## BEGIN TASK MATERIAL

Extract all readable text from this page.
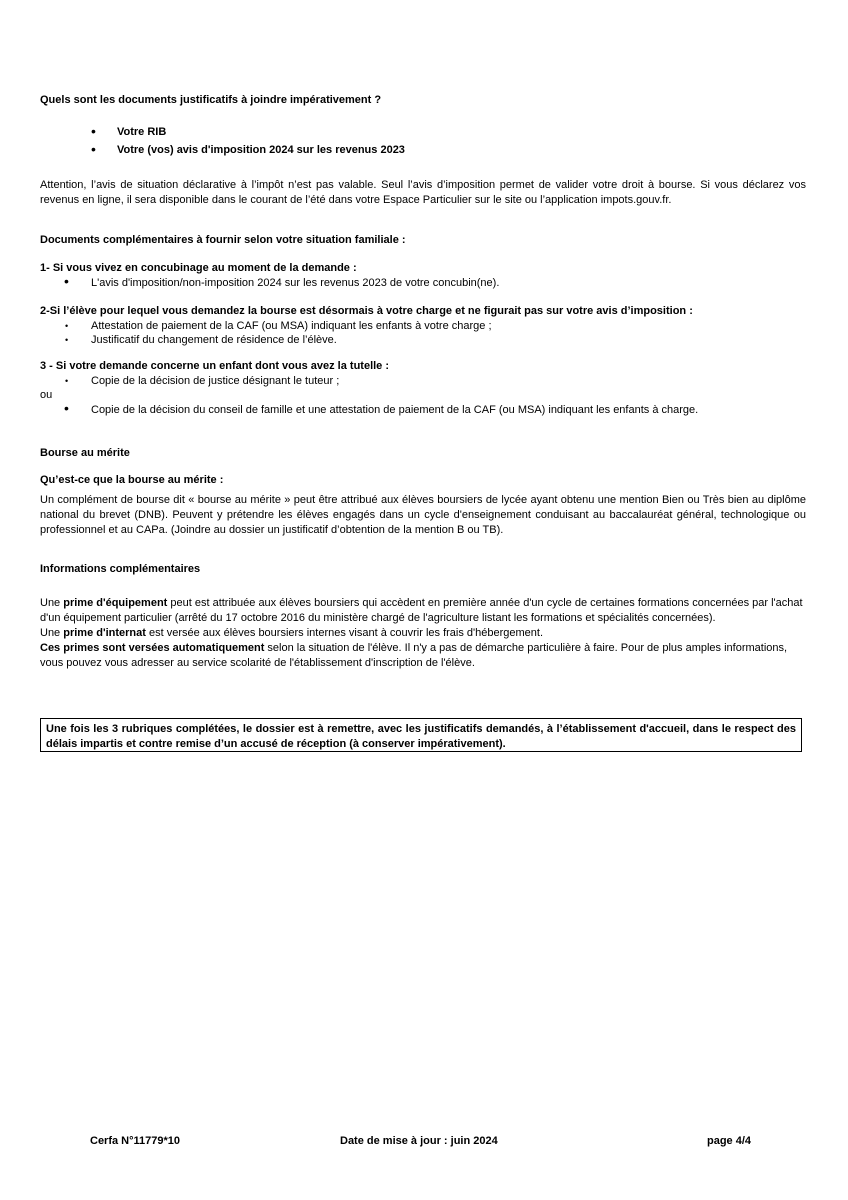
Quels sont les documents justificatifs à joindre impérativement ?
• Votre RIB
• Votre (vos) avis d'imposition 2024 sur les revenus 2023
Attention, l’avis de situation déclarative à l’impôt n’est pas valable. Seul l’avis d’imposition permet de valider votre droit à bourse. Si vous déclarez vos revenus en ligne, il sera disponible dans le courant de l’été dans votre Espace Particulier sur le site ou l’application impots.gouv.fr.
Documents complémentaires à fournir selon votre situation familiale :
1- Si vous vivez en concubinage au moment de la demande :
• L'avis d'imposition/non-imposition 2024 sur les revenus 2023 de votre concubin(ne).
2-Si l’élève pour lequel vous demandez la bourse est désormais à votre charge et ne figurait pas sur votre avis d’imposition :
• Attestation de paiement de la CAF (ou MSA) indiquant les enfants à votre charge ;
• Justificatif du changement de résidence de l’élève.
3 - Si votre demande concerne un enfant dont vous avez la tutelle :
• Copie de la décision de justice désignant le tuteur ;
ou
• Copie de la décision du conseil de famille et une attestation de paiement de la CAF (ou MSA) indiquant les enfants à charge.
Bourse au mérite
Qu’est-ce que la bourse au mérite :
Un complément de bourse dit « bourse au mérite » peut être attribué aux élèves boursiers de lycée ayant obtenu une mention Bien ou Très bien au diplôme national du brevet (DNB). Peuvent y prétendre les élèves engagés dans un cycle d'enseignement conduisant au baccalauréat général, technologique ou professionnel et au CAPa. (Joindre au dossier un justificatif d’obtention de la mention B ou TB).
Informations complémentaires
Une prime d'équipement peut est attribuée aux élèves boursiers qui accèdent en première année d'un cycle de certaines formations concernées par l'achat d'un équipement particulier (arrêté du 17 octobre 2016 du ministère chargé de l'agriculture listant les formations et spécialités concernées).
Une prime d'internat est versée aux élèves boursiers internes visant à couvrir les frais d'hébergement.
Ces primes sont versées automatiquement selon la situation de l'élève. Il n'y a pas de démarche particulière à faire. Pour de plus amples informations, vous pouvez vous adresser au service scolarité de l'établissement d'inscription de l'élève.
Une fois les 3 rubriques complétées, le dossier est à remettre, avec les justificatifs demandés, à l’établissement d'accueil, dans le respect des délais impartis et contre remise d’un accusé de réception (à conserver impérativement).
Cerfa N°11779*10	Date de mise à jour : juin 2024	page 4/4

## END TASK MATERIAL

### WHAT YOU HAVE TO DO
Show every line of the records above that contains the word "Copie".

### FULL RESPONSE
• Copie de la décision de justice désignant le tuteur ;
• Copie de la décision du conseil de famille et une attestation de paiement de la CAF (ou MSA) indiquant les enfants à charge.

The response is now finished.